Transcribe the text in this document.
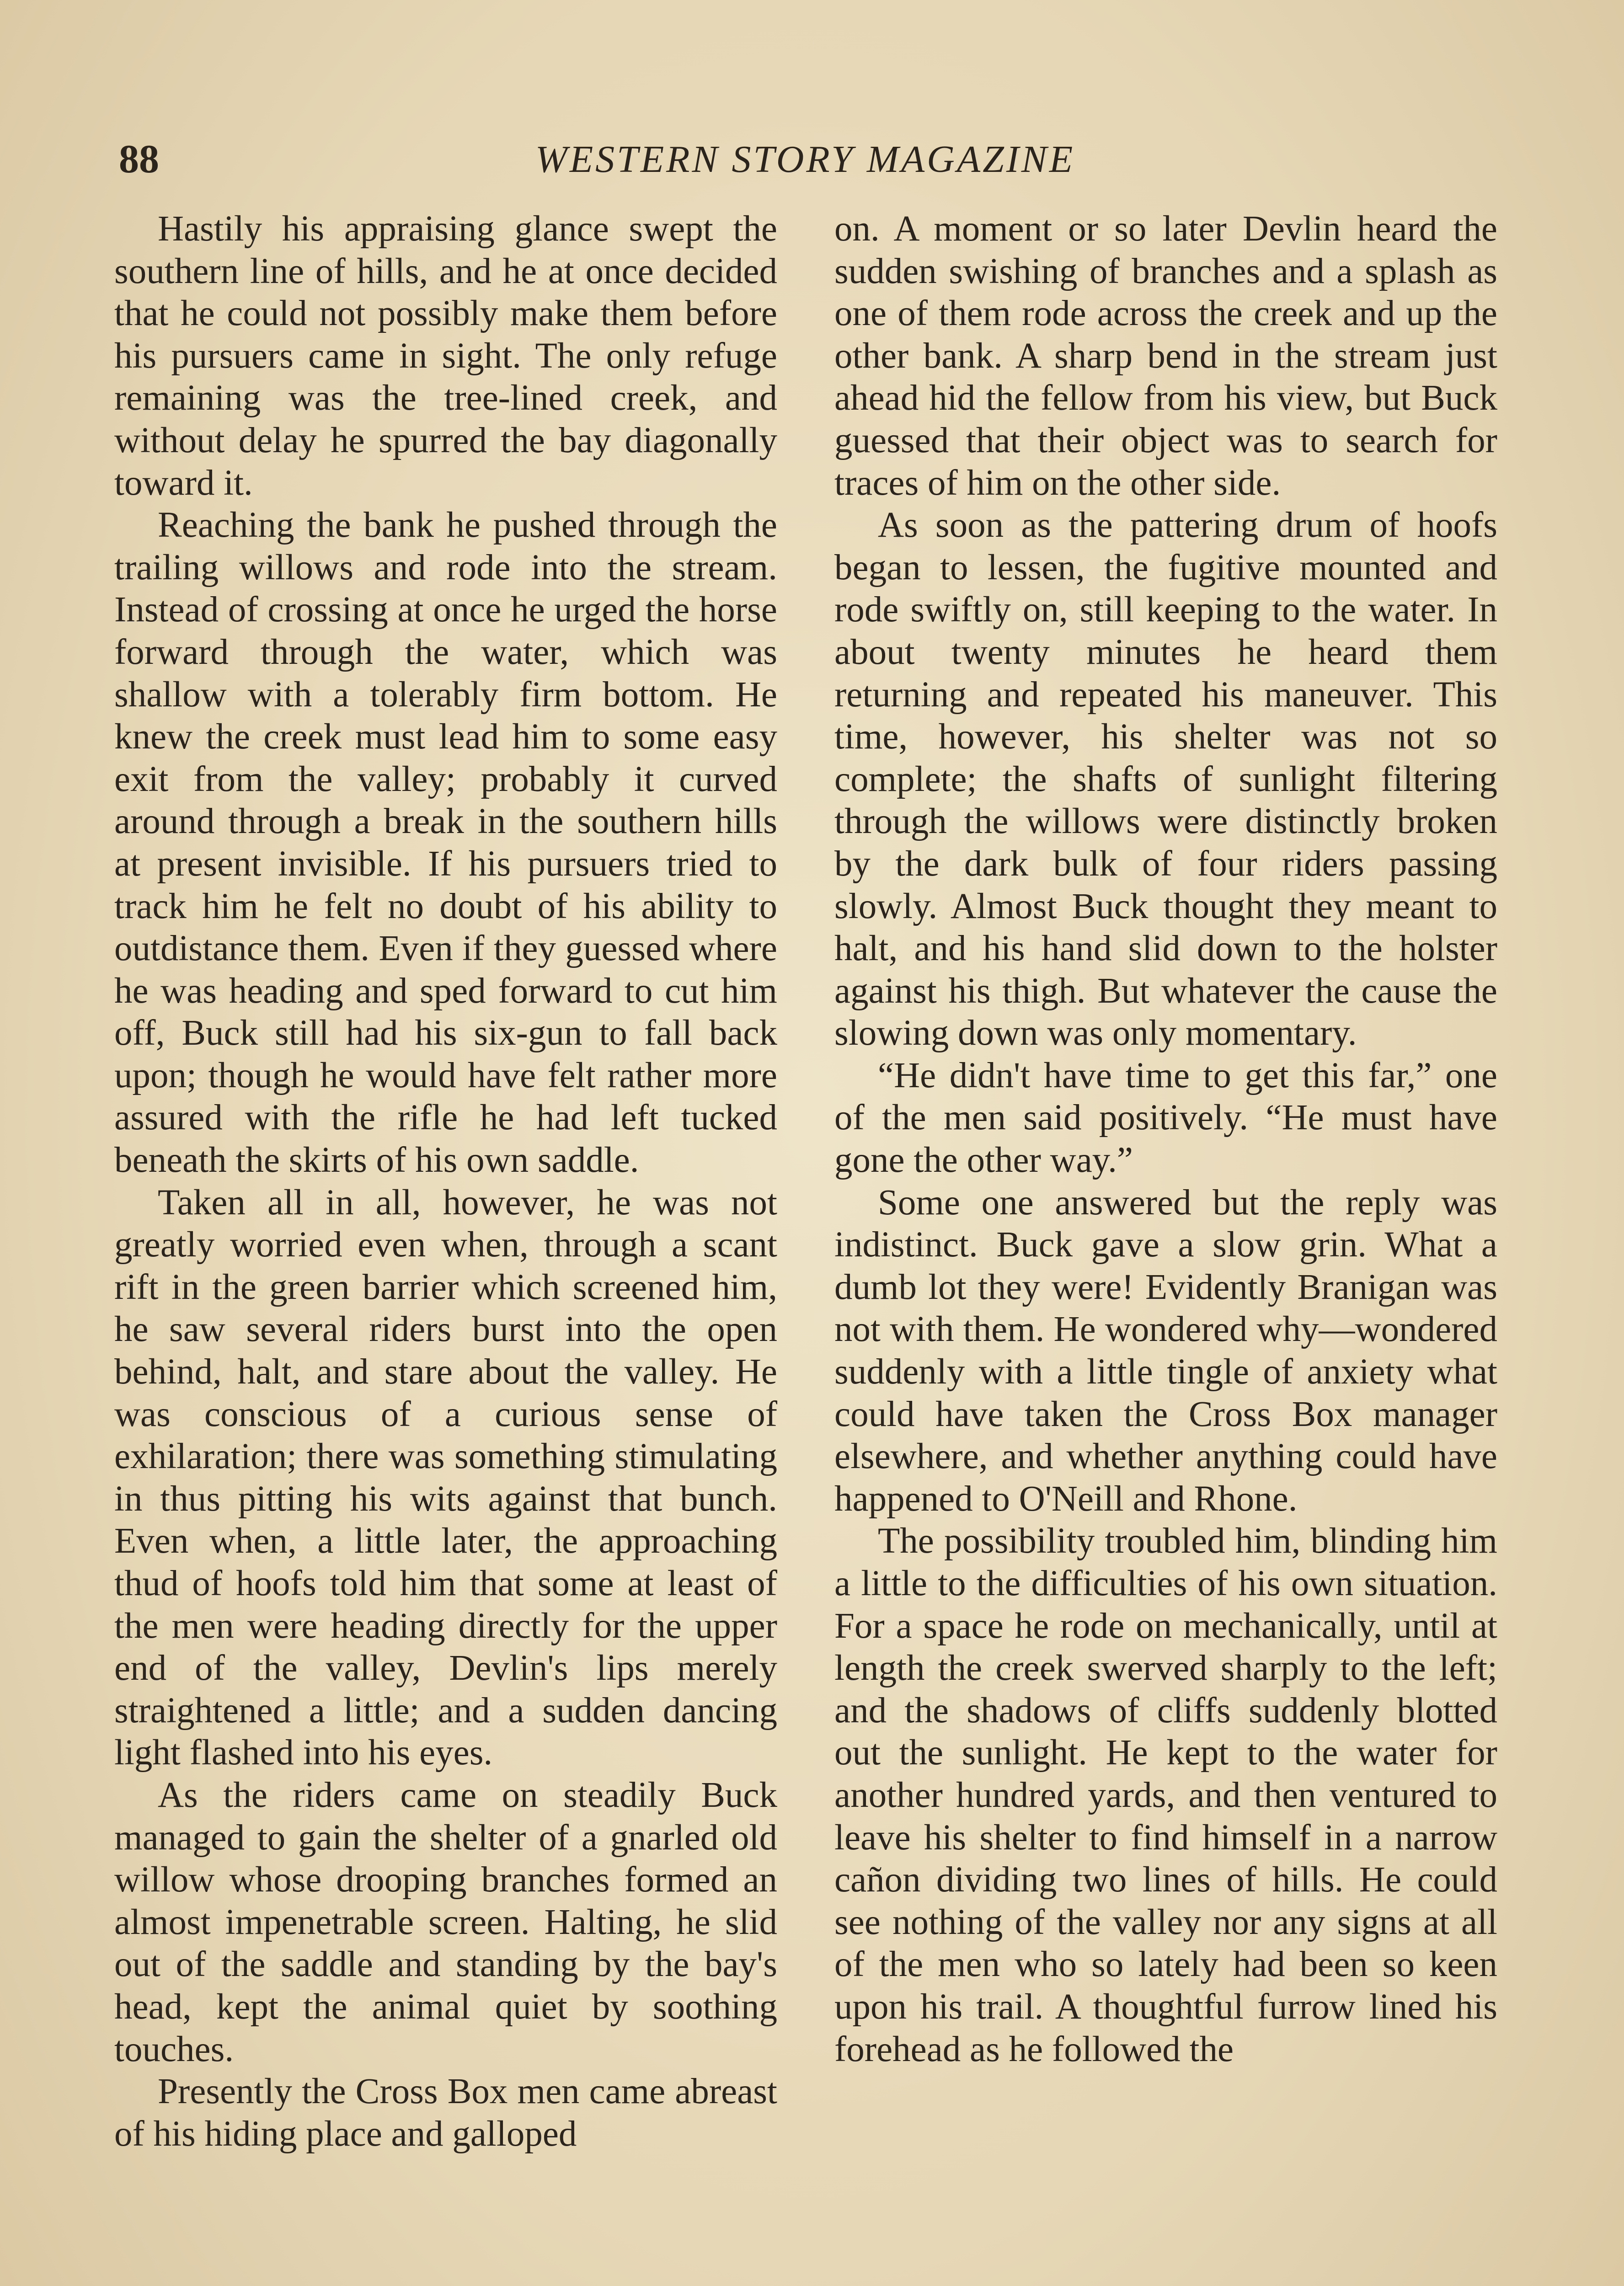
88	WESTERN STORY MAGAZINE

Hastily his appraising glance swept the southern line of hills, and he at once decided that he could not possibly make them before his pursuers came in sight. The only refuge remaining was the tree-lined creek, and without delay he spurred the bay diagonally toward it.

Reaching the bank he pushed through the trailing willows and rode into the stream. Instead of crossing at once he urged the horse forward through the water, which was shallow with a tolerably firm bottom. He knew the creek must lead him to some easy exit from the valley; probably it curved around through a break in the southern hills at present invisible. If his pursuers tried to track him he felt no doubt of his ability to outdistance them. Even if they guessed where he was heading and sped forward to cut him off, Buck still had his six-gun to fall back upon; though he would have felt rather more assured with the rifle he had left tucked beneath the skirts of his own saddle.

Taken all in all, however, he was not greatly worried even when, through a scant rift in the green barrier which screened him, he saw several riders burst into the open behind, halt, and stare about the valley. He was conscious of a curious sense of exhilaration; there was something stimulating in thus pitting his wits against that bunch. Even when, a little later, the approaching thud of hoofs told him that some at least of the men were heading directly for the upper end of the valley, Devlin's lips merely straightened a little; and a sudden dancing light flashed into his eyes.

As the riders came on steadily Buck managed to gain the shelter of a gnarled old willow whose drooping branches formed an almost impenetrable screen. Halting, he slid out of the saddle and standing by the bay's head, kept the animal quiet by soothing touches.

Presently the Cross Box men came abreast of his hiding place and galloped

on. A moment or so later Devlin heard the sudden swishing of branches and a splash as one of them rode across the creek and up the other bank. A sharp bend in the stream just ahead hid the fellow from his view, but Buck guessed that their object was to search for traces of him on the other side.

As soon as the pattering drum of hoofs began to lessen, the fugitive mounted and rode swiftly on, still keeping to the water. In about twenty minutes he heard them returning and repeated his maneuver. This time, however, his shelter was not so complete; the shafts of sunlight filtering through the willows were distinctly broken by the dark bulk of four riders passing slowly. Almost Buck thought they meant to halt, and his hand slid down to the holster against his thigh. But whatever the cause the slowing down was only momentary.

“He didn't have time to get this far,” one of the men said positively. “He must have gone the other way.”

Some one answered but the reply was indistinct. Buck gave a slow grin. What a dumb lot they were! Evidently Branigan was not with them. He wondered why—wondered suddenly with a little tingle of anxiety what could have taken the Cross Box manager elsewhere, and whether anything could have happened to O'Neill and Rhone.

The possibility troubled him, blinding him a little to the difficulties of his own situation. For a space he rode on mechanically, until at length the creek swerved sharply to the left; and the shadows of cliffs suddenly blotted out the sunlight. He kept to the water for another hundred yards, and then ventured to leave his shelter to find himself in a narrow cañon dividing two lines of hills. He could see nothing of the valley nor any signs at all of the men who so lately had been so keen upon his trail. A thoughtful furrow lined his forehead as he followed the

--- Task description ---
From the material above, copy everything exactly but the pictures.

--- Task solution ---
Transcribe the text in this document.
88	WESTERN STORY MAGAZINE

Hastily his appraising glance swept the southern line of hills, and he at once decided that he could not possibly make them before his pursuers came in sight. The only refuge remaining was the tree-lined creek, and without delay he spurred the bay diagonally toward it.

Reaching the bank he pushed through the trailing willows and rode into the stream. Instead of crossing at once he urged the horse forward through the water, which was shallow with a tolerably firm bottom. He knew the creek must lead him to some easy exit from the valley; probably it curved around through a break in the southern hills at present invisible. If his pursuers tried to track him he felt no doubt of his ability to outdistance them. Even if they guessed where he was heading and sped forward to cut him off, Buck still had his six-gun to fall back upon; though he would have felt rather more assured with the rifle he had left tucked beneath the skirts of his own saddle.

Taken all in all, however, he was not greatly worried even when, through a scant rift in the green barrier which screened him, he saw several riders burst into the open behind, halt, and stare about the valley. He was conscious of a curious sense of exhilaration; there was something stimulating in thus pitting his wits against that bunch. Even when, a little later, the approaching thud of hoofs told him that some at least of the men were heading directly for the upper end of the valley, Devlin's lips merely straightened a little; and a sudden dancing light flashed into his eyes.

As the riders came on steadily Buck managed to gain the shelter of a gnarled old willow whose drooping branches formed an almost impenetrable screen. Halting, he slid out of the saddle and standing by the bay's head, kept the animal quiet by soothing touches.

Presently the Cross Box men came abreast of his hiding place and galloped

on. A moment or so later Devlin heard the sudden swishing of branches and a splash as one of them rode across the creek and up the other bank. A sharp bend in the stream just ahead hid the fellow from his view, but Buck guessed that their object was to search for traces of him on the other side.

As soon as the pattering drum of hoofs began to lessen, the fugitive mounted and rode swiftly on, still keeping to the water. In about twenty minutes he heard them returning and repeated his maneuver. This time, however, his shelter was not so complete; the shafts of sunlight filtering through the willows were distinctly broken by the dark bulk of four riders passing slowly. Almost Buck thought they meant to halt, and his hand slid down to the holster against his thigh. But whatever the cause the slowing down was only momentary.

“He didn't have time to get this far,” one of the men said positively. “He must have gone the other way.”

Some one answered but the reply was indistinct. Buck gave a slow grin. What a dumb lot they were! Evidently Branigan was not with them. He wondered why—wondered suddenly with a little tingle of anxiety what could have taken the Cross Box manager elsewhere, and whether anything could have happened to O'Neill and Rhone.

The possibility troubled him, blinding him a little to the difficulties of his own situation. For a space he rode on mechanically, until at length the creek swerved sharply to the left; and the shadows of cliffs suddenly blotted out the sunlight. He kept to the water for another hundred yards, and then ventured to leave his shelter to find himself in a narrow cañon dividing two lines of hills. He could see nothing of the valley nor any signs at all of the men who so lately had been so keen upon his trail. A thoughtful furrow lined his forehead as he followed the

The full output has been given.